OBJECTIVE: Only the number is wanted: tally the lines below that contain the word "document".

DATA SUPPLIED:
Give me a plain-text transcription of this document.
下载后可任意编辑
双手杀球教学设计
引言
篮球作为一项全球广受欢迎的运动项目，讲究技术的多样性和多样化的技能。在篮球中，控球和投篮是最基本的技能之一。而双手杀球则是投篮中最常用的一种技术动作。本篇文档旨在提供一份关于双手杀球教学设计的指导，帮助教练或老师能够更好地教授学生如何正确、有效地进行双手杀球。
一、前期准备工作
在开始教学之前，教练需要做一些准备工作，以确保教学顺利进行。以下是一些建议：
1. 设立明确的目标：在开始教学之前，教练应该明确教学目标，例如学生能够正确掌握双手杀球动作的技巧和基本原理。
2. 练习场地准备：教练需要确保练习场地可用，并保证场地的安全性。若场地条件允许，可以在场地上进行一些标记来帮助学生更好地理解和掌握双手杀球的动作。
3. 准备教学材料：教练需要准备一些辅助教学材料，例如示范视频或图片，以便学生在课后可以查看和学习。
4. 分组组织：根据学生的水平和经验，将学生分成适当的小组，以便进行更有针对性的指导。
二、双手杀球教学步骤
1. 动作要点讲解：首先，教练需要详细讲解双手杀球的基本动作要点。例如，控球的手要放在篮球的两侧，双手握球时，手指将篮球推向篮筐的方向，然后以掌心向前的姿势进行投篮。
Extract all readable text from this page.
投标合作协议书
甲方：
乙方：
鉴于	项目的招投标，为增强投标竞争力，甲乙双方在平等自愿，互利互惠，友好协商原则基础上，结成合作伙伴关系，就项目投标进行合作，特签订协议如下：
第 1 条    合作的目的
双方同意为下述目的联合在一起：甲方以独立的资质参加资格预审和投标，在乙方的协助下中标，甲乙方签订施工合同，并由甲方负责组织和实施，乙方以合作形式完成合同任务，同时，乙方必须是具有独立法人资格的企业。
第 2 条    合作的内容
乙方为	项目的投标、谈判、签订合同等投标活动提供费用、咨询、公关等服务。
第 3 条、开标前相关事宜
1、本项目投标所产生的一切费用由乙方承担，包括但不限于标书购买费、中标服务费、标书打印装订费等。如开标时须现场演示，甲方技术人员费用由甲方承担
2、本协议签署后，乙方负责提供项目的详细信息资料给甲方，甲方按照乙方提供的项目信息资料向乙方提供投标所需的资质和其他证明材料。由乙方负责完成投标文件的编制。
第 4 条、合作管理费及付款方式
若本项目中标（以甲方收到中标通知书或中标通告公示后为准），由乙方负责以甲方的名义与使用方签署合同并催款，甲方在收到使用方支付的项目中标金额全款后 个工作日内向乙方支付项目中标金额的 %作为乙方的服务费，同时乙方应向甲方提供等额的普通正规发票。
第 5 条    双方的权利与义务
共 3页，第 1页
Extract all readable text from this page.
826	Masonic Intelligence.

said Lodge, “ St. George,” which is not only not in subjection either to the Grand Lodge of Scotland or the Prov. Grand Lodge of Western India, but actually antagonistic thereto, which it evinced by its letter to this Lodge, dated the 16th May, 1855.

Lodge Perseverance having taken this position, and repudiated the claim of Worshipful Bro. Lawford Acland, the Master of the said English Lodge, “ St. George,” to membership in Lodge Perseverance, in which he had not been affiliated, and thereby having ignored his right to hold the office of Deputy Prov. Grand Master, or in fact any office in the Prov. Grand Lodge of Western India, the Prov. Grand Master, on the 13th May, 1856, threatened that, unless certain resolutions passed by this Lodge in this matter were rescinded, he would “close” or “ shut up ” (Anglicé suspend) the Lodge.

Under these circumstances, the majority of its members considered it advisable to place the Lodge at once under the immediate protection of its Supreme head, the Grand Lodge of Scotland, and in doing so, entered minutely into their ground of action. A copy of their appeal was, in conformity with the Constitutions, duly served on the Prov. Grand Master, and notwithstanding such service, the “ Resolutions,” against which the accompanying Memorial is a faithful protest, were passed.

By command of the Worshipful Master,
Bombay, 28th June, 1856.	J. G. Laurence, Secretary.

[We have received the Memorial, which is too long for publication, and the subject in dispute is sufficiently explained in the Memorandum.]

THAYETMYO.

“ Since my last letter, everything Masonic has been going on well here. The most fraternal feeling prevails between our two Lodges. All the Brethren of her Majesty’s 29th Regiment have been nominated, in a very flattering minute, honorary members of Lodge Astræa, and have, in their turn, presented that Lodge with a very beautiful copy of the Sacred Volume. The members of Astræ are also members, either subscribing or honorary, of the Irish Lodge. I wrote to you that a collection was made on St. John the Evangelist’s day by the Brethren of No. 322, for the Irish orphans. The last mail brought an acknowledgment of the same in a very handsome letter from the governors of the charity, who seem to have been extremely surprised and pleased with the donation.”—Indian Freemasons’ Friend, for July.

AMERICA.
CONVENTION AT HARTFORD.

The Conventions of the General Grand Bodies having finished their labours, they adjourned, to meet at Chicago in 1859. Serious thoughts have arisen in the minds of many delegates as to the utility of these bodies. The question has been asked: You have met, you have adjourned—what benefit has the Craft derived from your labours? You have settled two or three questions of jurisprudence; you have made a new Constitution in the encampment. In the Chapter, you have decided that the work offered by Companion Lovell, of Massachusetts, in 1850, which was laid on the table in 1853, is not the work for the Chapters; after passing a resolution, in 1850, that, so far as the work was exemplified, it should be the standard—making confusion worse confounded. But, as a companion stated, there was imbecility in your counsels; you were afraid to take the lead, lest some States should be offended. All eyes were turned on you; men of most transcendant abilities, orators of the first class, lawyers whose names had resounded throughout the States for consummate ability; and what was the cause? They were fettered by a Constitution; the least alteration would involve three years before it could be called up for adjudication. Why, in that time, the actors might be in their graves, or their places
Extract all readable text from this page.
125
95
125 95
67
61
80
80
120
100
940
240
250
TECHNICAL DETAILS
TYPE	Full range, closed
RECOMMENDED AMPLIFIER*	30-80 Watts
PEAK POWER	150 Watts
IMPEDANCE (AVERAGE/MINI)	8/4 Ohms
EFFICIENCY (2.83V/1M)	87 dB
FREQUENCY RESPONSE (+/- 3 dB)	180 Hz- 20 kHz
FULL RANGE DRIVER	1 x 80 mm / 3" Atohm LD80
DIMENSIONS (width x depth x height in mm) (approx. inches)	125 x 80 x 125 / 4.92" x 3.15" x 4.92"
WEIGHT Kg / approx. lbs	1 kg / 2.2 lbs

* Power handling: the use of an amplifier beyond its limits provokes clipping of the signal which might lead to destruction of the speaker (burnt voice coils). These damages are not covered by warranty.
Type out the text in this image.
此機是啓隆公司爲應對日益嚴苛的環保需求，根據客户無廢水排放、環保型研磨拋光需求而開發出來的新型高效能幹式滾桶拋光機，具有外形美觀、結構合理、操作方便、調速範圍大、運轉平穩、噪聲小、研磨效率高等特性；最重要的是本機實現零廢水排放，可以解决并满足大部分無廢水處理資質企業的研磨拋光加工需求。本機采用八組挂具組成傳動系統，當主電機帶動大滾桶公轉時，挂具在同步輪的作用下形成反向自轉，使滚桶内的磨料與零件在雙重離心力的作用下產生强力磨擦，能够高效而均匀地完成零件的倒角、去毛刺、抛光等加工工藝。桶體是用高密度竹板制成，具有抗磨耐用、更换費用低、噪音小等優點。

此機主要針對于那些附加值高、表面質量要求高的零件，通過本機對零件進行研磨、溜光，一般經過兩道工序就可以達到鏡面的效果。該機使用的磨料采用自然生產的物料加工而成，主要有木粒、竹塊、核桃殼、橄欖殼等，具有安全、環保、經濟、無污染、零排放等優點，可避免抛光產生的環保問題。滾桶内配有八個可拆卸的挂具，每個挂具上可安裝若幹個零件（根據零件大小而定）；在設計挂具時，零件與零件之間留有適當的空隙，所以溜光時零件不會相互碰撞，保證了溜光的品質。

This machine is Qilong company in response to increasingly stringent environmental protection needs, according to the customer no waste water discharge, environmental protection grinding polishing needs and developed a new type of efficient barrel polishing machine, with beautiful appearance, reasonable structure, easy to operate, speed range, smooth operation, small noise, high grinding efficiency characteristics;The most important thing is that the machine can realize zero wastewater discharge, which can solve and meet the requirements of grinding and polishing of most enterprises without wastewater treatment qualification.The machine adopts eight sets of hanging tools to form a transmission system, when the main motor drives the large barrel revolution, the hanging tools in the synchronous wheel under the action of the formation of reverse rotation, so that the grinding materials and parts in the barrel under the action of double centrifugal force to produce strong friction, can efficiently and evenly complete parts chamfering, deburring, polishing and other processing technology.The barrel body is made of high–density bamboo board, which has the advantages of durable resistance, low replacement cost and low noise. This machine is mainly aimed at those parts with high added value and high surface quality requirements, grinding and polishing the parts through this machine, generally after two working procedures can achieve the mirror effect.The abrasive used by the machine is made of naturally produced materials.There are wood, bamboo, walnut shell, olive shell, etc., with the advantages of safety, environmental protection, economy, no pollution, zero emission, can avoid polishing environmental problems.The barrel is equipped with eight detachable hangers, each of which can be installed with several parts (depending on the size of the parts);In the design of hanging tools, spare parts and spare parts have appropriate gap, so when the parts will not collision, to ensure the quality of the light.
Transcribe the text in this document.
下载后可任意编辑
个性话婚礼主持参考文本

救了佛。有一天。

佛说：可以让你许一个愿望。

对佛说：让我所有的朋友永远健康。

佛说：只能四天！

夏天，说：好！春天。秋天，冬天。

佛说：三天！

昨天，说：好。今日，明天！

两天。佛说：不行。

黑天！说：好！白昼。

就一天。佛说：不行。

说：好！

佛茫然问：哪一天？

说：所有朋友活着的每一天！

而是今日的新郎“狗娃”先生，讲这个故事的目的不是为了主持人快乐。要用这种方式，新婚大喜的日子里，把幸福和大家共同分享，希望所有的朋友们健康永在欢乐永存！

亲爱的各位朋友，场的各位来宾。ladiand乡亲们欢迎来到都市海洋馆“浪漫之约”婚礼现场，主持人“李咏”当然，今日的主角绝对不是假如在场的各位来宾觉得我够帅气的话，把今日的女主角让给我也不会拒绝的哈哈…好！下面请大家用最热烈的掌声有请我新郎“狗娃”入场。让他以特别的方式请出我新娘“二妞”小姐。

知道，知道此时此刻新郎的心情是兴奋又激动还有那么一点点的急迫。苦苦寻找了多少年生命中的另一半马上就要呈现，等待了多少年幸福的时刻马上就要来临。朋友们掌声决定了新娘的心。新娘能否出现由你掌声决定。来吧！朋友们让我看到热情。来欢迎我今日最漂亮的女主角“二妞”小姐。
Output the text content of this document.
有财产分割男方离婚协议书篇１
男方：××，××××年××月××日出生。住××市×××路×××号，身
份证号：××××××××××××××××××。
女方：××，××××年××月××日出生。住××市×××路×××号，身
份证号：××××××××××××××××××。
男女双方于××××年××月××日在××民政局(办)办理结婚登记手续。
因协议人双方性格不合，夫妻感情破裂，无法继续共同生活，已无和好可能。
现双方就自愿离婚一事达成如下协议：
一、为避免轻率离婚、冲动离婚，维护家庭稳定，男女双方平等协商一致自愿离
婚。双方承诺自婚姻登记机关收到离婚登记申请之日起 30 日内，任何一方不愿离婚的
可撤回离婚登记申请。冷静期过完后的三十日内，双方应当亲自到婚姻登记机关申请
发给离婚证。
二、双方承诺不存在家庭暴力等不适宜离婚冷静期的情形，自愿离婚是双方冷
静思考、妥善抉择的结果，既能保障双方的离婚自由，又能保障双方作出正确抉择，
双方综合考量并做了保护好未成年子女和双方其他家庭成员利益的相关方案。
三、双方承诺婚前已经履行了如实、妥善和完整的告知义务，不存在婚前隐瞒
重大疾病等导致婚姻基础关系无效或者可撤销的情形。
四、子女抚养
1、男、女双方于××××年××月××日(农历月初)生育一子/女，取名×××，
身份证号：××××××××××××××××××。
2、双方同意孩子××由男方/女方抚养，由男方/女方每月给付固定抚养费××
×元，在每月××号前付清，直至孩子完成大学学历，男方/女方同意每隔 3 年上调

ANSWER FOR THE TASK: 3